OBJECTIVE: From the data that follows, copy every line holding the string "past".

INFORMATION GIVEN:
————

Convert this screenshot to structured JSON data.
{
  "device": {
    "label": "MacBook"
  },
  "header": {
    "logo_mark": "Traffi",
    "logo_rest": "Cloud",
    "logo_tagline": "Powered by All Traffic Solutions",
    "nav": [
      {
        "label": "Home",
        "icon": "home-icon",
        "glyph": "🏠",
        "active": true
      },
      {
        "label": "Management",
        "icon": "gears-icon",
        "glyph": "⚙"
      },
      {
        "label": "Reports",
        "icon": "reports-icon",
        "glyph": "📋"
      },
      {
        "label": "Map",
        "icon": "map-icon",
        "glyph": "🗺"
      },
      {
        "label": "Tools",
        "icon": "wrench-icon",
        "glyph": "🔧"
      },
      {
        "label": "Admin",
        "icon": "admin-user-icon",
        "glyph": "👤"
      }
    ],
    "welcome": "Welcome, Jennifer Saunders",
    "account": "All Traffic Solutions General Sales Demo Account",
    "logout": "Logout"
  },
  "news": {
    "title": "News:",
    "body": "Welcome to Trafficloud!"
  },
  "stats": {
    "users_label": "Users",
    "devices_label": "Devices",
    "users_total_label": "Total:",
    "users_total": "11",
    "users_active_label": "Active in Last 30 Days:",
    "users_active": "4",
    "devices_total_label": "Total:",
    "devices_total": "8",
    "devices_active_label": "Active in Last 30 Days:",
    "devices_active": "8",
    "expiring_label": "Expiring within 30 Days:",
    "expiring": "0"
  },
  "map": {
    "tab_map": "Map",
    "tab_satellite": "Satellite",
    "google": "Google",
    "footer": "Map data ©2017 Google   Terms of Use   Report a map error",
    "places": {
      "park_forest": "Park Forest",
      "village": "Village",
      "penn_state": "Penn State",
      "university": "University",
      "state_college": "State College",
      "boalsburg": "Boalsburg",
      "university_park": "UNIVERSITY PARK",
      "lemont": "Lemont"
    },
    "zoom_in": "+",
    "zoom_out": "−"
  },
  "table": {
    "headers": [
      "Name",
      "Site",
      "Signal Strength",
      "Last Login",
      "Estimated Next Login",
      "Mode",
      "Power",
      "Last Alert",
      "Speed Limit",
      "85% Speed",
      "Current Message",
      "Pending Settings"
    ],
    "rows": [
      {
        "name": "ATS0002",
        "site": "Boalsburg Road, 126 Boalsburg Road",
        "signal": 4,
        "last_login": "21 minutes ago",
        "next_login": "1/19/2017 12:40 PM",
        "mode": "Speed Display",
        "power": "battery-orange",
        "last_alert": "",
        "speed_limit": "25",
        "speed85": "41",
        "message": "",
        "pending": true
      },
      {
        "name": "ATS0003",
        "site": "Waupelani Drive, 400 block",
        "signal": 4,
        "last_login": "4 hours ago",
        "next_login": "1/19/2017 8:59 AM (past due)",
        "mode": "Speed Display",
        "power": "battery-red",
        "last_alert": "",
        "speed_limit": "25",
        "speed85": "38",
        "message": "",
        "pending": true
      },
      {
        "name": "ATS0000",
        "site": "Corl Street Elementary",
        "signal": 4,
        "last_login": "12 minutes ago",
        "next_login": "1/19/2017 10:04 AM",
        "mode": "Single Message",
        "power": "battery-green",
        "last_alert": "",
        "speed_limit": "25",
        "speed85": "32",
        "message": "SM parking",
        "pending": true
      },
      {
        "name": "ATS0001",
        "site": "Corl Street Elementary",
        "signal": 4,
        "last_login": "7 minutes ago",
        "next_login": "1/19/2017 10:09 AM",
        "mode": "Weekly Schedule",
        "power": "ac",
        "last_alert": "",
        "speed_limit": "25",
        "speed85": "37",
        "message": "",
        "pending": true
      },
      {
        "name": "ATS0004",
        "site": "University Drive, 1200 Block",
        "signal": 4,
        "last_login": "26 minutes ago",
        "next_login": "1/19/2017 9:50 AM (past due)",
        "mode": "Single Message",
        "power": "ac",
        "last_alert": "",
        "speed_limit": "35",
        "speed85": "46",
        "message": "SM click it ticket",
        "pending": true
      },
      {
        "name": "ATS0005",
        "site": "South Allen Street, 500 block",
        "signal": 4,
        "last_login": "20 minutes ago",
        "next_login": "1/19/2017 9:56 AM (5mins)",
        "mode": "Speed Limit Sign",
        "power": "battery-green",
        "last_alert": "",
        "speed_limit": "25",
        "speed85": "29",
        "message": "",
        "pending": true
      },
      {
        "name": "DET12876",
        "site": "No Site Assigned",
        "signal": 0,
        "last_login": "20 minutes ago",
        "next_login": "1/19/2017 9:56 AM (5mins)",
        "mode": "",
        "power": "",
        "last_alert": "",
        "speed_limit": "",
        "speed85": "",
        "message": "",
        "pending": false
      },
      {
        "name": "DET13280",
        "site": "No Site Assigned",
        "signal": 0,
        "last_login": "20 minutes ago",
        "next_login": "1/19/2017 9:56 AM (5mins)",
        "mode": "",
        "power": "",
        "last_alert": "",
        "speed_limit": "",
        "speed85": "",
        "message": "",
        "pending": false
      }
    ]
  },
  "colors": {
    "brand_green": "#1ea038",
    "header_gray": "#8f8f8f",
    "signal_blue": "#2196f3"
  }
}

————

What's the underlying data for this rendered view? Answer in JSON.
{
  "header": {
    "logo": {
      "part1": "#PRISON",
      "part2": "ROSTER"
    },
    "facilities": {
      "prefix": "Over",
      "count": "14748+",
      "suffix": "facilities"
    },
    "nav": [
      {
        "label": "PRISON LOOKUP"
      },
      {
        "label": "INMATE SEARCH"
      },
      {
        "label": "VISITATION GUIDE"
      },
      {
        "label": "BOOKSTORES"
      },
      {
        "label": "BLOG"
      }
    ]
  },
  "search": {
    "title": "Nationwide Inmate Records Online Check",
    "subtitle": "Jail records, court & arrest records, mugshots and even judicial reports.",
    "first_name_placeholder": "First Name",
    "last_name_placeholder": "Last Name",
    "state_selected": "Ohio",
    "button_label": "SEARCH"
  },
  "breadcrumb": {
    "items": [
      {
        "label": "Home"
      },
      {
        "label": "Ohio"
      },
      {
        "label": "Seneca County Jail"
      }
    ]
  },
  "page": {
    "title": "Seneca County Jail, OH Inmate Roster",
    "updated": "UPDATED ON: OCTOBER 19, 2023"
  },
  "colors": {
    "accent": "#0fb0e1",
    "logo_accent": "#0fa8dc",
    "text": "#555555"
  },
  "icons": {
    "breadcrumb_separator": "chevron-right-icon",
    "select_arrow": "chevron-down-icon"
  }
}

————

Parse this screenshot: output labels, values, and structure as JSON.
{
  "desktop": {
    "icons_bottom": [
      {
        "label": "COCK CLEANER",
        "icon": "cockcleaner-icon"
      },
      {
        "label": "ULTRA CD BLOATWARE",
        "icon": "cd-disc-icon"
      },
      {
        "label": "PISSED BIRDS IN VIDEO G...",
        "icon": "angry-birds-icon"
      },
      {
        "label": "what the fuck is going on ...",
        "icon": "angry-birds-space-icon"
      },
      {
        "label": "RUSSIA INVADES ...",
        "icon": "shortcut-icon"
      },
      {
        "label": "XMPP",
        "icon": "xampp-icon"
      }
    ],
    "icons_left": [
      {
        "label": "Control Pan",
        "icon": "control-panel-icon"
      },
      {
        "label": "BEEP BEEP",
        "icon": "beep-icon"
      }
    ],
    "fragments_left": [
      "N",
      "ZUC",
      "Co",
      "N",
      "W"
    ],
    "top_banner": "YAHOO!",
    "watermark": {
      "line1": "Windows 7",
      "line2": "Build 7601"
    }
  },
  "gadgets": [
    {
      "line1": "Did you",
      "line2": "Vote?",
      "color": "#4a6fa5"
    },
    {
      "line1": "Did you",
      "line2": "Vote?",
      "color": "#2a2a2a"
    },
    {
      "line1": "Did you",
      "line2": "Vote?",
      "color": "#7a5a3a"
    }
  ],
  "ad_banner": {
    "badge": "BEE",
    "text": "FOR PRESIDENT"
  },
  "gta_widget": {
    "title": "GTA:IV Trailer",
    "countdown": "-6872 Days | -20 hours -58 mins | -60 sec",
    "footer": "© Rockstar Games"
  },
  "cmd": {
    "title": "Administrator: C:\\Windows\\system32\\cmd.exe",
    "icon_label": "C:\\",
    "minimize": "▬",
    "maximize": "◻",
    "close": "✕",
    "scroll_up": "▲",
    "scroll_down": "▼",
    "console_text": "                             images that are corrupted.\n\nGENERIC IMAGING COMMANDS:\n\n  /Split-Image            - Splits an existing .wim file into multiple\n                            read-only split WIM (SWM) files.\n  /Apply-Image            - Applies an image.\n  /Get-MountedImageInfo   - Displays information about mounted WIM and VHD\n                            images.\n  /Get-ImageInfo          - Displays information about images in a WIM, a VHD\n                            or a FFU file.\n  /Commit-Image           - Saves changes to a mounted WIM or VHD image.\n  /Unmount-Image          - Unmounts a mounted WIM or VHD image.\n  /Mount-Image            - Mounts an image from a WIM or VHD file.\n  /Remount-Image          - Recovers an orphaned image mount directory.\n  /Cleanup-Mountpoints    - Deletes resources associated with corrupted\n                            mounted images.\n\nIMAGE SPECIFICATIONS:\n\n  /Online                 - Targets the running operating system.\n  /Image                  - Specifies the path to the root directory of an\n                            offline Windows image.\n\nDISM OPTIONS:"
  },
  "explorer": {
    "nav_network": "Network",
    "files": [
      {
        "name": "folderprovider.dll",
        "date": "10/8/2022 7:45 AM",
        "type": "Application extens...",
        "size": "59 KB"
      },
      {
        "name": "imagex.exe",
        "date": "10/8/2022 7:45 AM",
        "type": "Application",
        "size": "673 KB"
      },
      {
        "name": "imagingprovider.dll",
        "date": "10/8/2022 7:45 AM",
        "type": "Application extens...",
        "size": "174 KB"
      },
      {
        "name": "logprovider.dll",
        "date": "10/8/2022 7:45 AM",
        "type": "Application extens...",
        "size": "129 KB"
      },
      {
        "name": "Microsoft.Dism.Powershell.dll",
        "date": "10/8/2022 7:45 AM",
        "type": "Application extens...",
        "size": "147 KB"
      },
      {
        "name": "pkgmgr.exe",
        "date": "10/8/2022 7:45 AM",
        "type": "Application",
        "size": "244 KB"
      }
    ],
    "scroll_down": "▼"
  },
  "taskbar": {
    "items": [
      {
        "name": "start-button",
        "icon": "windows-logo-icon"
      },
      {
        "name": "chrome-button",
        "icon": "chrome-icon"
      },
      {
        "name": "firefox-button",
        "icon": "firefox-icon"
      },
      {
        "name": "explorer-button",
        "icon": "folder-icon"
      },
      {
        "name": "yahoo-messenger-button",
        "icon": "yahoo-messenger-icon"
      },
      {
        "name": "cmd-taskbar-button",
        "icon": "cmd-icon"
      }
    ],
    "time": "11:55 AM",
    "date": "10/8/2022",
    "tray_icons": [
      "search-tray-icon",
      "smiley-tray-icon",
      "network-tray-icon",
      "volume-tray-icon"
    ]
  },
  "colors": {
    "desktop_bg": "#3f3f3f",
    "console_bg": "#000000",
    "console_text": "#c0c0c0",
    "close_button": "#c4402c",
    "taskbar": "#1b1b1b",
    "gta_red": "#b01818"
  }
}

————

REPLY:
        "next_login": "1/19/2017 8:59 AM (past due)",
        "next_login": "1/19/2017 9:50 AM (past due)",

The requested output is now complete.